Data for this exercise:
[start]
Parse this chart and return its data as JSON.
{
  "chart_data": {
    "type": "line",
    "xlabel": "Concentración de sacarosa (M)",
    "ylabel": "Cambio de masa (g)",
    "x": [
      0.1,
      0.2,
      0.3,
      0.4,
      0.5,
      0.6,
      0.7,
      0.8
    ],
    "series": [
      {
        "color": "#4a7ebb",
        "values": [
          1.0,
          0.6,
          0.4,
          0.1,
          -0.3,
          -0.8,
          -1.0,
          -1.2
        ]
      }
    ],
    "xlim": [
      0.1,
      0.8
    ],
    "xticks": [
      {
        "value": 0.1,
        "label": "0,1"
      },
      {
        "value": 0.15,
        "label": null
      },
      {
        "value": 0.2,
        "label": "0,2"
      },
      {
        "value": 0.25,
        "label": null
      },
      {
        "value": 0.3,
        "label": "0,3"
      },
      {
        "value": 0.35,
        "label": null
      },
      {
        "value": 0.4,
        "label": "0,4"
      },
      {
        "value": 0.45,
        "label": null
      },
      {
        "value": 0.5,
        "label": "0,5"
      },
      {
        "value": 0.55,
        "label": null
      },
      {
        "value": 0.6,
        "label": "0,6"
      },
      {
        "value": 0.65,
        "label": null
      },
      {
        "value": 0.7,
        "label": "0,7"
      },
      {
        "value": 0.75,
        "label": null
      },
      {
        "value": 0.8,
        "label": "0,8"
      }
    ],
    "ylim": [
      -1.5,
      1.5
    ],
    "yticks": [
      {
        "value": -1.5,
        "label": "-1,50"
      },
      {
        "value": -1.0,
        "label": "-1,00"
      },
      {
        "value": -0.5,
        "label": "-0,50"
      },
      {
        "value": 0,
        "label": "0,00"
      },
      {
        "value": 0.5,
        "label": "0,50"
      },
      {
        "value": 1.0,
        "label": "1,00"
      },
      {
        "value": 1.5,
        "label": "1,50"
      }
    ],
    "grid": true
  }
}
[end]
Work instructions:
Repeat the records above in full, character for character.

The answer:
Parse this chart and return its data as JSON.
{
  "chart_data": {
    "type": "line",
    "xlabel": "Concentración de sacarosa (M)",
    "ylabel": "Cambio de masa (g)",
    "x": [
      0.1,
      0.2,
      0.3,
      0.4,
      0.5,
      0.6,
      0.7,
      0.8
    ],
    "series": [
      {
        "color": "#4a7ebb",
        "values": [
          1.0,
          0.6,
          0.4,
          0.1,
          -0.3,
          -0.8,
          -1.0,
          -1.2
        ]
      }
    ],
    "xlim": [
      0.1,
      0.8
    ],
    "xticks": [
      {
        "value": 0.1,
        "label": "0,1"
      },
      {
        "value": 0.15,
        "label": null
      },
      {
        "value": 0.2,
        "label": "0,2"
      },
      {
        "value": 0.25,
        "label": null
      },
      {
        "value": 0.3,
        "label": "0,3"
      },
      {
        "value": 0.35,
        "label": null
      },
      {
        "value": 0.4,
        "label": "0,4"
      },
      {
        "value": 0.45,
        "label": null
      },
      {
        "value": 0.5,
        "label": "0,5"
      },
      {
        "value": 0.55,
        "label": null
      },
      {
        "value": 0.6,
        "label": "0,6"
      },
      {
        "value": 0.65,
        "label": null
      },
      {
        "value": 0.7,
        "label": "0,7"
      },
      {
        "value": 0.75,
        "label": null
      },
      {
        "value": 0.8,
        "label": "0,8"
      }
    ],
    "ylim": [
      -1.5,
      1.5
    ],
    "yticks": [
      {
        "value": -1.5,
        "label": "-1,50"
      },
      {
        "value": -1.0,
        "label": "-1,00"
      },
      {
        "value": -0.5,
        "label": "-0,50"
      },
      {
        "value": 0,
        "label": "0,00"
      },
      {
        "value": 0.5,
        "label": "0,50"
      },
      {
        "value": 1.0,
        "label": "1,00"
      },
      {
        "value": 1.5,
        "label": "1,50"
      }
    ],
    "grid": true
  }
}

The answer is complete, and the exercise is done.